* [What is required] From the MERS-CoV passage below, return the stretch from "With greater political" through "viruses in circulation.", copied word for word.

* [Passage for review]
^^^^^^^^^^^^^^^^

The intermediary for MERS-CoV has proven surprisingly elusive. A group of Dutch researchers that identified the DPP4 receptor on the surface of lung cells as the foothold by which MERS-CoV enters the body, have struggled to infect other mammals, such as ferrets, mice, and hamsters. “We could show that the virus recognises a similar receptor in bats, and because bats and humans are genetically quite far apart you would expect many species in between to have a conserved receptor that allows the virus to enter”, explains Bart Haagmans, of the Erasmus University Medical Center in Rotterdam. Only rhesus macaques have succumbed—a fact of limited use in explaining outbreaks in the Middle East.
With greater political will where it counts, more widespread surveillance could be underway. At least four institutions have developed serological assays that do not seem to have been picked up by some of the places experiencing the greatest burden. These tests could be deployed to search for the animal conduit in markets and among Saudi Arabia's existing sentinel herds of goats, cattle, and sheep that are already monitored for tick-borne viruses in circulation.

^^^^^^^^^^^^^^^^

* [Listed entries]

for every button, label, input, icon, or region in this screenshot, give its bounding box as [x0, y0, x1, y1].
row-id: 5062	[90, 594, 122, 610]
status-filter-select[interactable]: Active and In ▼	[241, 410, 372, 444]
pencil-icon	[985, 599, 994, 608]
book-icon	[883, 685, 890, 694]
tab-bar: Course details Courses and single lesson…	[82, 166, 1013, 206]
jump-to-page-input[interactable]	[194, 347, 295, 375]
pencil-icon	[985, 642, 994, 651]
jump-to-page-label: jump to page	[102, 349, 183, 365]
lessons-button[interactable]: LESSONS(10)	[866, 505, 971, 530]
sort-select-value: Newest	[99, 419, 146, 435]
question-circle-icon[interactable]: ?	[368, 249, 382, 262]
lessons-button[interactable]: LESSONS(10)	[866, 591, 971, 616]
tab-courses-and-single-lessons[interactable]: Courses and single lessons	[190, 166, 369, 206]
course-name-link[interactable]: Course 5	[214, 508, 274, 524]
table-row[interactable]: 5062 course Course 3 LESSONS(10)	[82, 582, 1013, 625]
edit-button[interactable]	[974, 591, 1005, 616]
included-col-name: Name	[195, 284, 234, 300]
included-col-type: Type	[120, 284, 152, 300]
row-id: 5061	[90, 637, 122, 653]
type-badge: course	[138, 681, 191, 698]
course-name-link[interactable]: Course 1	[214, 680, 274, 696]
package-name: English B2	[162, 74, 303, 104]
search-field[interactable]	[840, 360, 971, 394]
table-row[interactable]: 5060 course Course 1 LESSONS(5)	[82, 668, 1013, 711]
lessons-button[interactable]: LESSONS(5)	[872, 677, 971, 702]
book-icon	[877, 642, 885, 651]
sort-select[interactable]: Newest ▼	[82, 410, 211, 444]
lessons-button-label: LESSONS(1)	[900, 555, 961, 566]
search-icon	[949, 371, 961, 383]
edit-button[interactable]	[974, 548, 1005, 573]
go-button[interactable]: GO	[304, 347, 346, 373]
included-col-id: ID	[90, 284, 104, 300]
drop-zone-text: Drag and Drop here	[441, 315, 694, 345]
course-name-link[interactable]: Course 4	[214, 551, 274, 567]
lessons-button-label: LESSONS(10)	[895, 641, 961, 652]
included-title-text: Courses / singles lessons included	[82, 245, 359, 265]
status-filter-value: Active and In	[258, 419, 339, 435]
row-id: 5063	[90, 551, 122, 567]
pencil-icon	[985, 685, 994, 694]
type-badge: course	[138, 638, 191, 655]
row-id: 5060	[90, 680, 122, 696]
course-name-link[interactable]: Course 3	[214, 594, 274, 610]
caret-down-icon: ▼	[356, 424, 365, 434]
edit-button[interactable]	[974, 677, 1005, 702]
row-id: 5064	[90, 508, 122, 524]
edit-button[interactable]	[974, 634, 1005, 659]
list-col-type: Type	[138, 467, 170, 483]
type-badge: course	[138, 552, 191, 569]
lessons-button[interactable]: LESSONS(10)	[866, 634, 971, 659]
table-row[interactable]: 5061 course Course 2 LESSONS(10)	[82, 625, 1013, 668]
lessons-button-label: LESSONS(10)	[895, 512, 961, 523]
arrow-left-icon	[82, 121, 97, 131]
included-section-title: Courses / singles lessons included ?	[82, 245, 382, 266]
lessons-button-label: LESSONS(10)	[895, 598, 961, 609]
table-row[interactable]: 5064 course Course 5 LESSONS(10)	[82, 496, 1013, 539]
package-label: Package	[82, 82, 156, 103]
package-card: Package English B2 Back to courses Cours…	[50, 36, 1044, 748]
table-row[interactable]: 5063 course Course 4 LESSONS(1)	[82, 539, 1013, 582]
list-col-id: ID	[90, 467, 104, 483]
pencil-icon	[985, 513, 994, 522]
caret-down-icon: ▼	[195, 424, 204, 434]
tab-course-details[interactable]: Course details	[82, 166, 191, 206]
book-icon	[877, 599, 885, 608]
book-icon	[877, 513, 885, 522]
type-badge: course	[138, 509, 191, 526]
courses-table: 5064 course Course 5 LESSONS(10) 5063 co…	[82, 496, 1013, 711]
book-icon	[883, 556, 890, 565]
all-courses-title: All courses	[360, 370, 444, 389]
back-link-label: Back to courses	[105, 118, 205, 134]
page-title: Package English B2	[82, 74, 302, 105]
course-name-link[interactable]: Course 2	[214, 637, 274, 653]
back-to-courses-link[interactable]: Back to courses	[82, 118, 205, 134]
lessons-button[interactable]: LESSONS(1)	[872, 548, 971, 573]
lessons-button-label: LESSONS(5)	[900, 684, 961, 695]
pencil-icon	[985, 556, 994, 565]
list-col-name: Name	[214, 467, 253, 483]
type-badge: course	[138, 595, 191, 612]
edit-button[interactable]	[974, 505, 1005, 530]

^^^^^^^^^^^^^^^^

* [Solution to this problem]
With greater political will where it counts, more widespread surveillance could be underway. At least four institutions have developed serological assays that do not seem to have been picked up by some of the places experiencing the greatest burden. These tests could be deployed to search for the animal conduit in markets and among Saudi Arabia's existing sentinel herds of goats, cattle, and sheep that are already monitored for tick-borne viruses in circulation.